> **How to complete this task**
Update the passage on Neale Daniher from "Neale and his" up to and including "gradually getting worse." by replacing "footy" with "football", and give that part again.

--- Text Enclosed Below ---

I've followed the Bombers my whole life, but when I was born in 1991, I didn't have fine motor skills nor the ability to not shit my pants, let alone be able to watch and appreciate the Daniher lads dominating for the red and black back in the day. I'm blessed in 2018 (Well not so much 2018) to be able to watch one Daniher play who's name isn't Darcy, but I digress. This week is a celebration of Neale, and while his contribution to the game of footy is a large one, with 82 games playing at Essendon turning into a long coaching career at the Demons. 223 games over nine years, including a Grand Final appearance against the all-conquering Essendon team of 2000. Neale stepped away from the spotlight after results started to fade away in 2007, and a once-powerful Melbourne side faded into obscurity with him.
Neale spent a few years away from the spotlight, before the horrendous news that he had been diagnosed with Motor Neurone Disease surfaced. This was horrendous news for fans of Essendon and Melbourne due to Neale's contributions to both clubs, but was even worse for his family. The family element of this diseason is one that can't be understated, and I speak from experience. More on that a bit later.
Neale and his family have done so much for the Freeze MND foundation and garnering traction for the awareness of this prick of a disease. They've come through, raising a ton of money, and bringing it to the forefront of the mainstream media. Neale himself has appeared on every footy show there is this week, raising even more money and spreading his inspirational fight, even though he seems to know that his time is running short. He can't dress himself, he can't drive, he can't talk properly anymore. He is deteriorating, albeit slowly, and it's pure heartbreak. Neale is in the forefront of the footy world this week, but deserves it every single week. It's hard for us to watch without a dry eye, but imagine what it's like for his family. Seeing him slowly fade, from day to day, gradually getting worse.

--- End of Enclosed Text ---
--- Extracted material Enclosed Below ---

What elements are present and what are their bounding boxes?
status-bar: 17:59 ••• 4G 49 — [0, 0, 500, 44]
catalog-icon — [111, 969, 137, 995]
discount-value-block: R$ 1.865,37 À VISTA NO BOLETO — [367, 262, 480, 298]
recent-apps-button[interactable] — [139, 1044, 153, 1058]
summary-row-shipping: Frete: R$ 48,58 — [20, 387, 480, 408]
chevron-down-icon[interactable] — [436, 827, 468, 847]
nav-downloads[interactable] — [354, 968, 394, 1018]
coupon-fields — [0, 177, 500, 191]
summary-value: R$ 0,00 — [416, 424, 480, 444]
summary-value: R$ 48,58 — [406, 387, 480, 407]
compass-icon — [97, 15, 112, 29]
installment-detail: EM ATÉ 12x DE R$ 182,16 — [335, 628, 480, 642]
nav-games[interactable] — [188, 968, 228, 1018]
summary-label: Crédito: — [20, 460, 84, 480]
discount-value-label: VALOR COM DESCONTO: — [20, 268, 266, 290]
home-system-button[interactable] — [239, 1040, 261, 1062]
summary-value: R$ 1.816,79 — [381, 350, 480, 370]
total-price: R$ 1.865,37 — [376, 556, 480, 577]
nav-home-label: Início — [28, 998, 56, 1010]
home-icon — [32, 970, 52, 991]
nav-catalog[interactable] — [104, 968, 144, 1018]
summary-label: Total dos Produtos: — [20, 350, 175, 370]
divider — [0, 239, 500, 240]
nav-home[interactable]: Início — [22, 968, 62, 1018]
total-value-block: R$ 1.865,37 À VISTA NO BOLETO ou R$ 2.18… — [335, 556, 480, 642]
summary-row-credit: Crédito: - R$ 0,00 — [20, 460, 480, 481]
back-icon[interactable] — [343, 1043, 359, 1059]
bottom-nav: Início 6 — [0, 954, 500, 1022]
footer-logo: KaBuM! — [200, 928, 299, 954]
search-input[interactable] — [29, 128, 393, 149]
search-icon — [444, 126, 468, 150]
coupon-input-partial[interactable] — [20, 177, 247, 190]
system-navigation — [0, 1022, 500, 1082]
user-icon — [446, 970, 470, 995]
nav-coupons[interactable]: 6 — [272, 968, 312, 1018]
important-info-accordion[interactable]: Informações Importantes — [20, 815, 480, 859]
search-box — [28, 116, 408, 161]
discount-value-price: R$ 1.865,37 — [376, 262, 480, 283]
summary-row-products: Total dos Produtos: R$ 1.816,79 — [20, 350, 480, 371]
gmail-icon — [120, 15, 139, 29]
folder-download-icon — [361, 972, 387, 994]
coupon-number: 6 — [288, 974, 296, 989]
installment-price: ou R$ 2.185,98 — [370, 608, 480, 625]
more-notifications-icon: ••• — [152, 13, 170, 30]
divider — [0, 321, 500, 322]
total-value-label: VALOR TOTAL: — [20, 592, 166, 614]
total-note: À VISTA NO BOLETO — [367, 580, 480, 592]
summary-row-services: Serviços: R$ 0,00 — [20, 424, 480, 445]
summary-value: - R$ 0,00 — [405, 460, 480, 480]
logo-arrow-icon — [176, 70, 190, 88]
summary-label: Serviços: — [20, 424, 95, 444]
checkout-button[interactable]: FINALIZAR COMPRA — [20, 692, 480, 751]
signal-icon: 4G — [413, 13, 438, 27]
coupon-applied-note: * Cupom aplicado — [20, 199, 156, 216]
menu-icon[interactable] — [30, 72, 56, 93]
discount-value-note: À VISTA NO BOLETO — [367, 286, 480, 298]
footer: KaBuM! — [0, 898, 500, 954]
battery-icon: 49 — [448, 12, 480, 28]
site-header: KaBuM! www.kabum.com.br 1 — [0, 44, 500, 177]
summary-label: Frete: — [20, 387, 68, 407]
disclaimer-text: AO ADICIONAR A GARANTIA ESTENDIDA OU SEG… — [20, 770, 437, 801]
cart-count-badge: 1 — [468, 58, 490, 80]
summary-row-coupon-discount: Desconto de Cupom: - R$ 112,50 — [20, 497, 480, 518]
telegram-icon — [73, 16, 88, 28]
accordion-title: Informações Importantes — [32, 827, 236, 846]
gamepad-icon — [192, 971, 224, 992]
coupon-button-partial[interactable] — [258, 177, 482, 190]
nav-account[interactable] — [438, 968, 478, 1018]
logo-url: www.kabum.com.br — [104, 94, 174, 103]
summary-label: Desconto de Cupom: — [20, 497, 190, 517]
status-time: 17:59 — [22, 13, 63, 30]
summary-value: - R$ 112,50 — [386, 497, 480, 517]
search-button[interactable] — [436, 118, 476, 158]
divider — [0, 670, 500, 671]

--- End of Enclosed Extracted material ---

> **Response to the exercise**
Neale and his family have done so much for the Freeze MND foundation and garnering traction for the awareness of this prick of a disease. They've come through, raising a ton of money, and bringing it to the forefront of the mainstream media. Neale himself has appeared on every football show there is this week, raising even more money and spreading his inspirational fight, even though he seems to know that his time is running short. He can't dress himself, he can't drive, he can't talk properly anymore. He is deteriorating, albeit slowly, and it's pure heartbreak. Neale is in the forefront of the football world this week, but deserves it every single week. It's hard for us to watch without a dry eye, but imagine what it's like for his family. Seeing him slowly fade, from day to day, gradually getting worse.